---------- RECORD EXCERPTS ----------
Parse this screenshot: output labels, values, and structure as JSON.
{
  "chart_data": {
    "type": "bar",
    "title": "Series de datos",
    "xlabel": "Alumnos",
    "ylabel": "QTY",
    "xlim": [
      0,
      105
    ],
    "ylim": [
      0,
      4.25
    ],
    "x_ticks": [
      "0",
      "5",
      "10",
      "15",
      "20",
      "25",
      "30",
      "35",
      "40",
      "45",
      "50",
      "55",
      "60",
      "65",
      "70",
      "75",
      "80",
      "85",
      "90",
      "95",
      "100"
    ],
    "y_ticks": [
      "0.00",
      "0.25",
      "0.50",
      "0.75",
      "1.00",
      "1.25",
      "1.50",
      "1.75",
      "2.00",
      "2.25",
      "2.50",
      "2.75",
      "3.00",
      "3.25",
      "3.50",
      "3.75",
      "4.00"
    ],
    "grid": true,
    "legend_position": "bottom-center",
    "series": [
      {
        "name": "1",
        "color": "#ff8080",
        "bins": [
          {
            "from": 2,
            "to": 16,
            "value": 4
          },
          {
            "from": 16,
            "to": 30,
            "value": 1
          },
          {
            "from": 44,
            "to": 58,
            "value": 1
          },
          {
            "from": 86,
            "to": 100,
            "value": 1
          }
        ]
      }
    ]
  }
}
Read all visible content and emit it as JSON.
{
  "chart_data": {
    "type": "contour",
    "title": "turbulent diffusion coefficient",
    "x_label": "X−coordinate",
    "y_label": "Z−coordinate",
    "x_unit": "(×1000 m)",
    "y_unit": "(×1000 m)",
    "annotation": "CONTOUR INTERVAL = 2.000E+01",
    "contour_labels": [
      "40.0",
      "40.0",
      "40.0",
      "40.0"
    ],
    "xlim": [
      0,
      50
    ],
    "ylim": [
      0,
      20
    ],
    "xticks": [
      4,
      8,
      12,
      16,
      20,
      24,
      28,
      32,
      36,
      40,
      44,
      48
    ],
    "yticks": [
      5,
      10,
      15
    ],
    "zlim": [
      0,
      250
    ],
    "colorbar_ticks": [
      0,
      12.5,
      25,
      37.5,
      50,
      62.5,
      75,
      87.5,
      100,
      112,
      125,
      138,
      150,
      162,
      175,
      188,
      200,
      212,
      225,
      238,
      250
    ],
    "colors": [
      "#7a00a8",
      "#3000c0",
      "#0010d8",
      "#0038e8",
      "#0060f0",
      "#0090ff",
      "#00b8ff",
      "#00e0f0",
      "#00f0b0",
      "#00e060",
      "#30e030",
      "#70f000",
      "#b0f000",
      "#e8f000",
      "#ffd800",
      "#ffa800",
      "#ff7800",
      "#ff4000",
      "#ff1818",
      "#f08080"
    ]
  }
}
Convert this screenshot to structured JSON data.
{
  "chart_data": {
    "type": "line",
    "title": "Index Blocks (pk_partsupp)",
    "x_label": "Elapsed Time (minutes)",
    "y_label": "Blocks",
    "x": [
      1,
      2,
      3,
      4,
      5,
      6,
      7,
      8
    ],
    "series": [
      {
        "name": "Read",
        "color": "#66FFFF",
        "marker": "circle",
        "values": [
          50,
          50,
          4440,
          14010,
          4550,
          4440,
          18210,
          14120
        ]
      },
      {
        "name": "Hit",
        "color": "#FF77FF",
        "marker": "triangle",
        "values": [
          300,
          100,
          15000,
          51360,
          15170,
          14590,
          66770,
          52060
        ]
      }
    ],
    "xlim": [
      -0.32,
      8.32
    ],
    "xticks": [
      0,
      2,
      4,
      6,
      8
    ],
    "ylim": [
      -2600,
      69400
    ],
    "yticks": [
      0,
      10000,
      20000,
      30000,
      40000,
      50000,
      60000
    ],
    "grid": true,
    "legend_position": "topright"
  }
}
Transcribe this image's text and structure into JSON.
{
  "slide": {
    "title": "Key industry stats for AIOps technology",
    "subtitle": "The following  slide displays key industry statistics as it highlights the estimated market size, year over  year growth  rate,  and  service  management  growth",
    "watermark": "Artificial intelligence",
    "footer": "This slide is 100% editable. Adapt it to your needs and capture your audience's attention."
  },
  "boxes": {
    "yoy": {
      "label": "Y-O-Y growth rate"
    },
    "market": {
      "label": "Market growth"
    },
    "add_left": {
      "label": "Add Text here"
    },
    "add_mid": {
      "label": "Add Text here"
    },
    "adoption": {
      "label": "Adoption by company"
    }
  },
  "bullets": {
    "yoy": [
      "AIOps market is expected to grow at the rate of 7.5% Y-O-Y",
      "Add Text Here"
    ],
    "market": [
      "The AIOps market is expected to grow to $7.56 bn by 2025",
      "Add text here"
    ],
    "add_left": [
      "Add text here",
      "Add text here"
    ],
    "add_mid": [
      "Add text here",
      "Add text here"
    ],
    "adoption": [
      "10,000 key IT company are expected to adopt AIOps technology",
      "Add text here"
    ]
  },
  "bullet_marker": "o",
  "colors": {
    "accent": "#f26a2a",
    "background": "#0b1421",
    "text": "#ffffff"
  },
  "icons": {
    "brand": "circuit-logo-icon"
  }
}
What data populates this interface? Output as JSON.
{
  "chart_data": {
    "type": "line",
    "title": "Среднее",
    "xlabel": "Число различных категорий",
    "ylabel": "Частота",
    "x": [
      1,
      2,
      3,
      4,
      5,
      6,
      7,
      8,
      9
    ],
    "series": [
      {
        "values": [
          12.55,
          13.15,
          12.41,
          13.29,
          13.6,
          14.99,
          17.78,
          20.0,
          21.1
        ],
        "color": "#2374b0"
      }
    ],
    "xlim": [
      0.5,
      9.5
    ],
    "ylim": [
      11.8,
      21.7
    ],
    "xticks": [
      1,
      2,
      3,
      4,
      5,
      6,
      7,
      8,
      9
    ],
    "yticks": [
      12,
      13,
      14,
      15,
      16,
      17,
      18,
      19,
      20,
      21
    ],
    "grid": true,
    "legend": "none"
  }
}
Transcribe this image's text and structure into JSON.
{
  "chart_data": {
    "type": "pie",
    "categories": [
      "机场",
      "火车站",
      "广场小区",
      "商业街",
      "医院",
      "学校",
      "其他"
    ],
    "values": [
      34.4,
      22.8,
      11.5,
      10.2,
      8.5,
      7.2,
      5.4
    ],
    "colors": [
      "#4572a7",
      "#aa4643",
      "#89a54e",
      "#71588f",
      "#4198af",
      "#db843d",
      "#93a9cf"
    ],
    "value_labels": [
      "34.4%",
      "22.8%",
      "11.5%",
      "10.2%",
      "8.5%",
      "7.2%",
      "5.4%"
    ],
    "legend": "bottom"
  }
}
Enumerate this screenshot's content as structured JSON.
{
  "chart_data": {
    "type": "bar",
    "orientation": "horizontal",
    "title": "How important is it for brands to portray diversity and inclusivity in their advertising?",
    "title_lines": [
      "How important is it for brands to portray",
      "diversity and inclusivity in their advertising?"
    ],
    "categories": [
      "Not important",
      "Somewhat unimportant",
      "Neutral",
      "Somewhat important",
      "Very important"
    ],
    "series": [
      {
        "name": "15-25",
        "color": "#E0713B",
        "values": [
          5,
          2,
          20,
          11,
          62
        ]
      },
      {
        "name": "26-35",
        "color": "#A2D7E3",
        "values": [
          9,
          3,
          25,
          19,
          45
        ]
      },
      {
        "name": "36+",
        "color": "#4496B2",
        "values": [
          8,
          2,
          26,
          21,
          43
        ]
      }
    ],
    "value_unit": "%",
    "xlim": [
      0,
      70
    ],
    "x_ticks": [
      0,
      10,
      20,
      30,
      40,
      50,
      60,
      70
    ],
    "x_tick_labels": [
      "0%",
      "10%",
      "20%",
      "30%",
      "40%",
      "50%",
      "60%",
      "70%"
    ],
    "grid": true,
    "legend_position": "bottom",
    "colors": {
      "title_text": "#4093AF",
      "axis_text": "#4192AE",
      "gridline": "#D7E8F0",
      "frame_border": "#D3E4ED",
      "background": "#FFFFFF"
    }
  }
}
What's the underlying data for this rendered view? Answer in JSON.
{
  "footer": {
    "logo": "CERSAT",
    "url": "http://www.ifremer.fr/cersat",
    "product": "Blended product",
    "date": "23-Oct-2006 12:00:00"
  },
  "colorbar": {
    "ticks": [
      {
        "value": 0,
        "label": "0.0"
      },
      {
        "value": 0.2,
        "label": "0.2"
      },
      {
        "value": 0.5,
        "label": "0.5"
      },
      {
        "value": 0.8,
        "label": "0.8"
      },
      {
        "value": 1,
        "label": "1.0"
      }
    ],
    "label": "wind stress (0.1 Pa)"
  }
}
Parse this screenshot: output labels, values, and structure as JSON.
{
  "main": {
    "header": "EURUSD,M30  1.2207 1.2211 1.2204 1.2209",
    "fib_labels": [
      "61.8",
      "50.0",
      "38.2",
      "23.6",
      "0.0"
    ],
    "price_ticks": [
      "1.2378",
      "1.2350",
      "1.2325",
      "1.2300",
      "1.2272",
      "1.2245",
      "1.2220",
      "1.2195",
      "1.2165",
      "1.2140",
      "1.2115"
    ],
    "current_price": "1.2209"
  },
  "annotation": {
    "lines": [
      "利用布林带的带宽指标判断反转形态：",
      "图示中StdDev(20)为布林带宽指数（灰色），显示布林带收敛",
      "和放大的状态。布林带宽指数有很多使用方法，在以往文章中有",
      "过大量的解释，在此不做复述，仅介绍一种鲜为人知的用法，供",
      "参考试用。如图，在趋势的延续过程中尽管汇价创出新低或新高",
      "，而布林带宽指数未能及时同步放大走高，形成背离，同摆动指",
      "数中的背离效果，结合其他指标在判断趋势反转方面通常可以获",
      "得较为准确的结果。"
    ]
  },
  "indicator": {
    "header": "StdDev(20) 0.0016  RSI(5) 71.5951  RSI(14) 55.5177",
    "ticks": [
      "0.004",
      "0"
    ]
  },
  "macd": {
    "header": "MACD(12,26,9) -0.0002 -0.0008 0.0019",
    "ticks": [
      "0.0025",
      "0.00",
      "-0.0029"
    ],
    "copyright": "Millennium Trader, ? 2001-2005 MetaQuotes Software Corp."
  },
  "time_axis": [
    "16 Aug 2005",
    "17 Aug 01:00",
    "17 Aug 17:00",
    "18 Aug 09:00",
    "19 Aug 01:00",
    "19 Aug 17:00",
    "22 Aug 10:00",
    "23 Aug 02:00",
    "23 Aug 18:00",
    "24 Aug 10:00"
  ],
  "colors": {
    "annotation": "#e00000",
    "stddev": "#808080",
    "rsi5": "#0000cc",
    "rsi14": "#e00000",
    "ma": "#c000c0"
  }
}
----------
A single figure is required: the number of lines above in which the word "Blocks" occurs.

2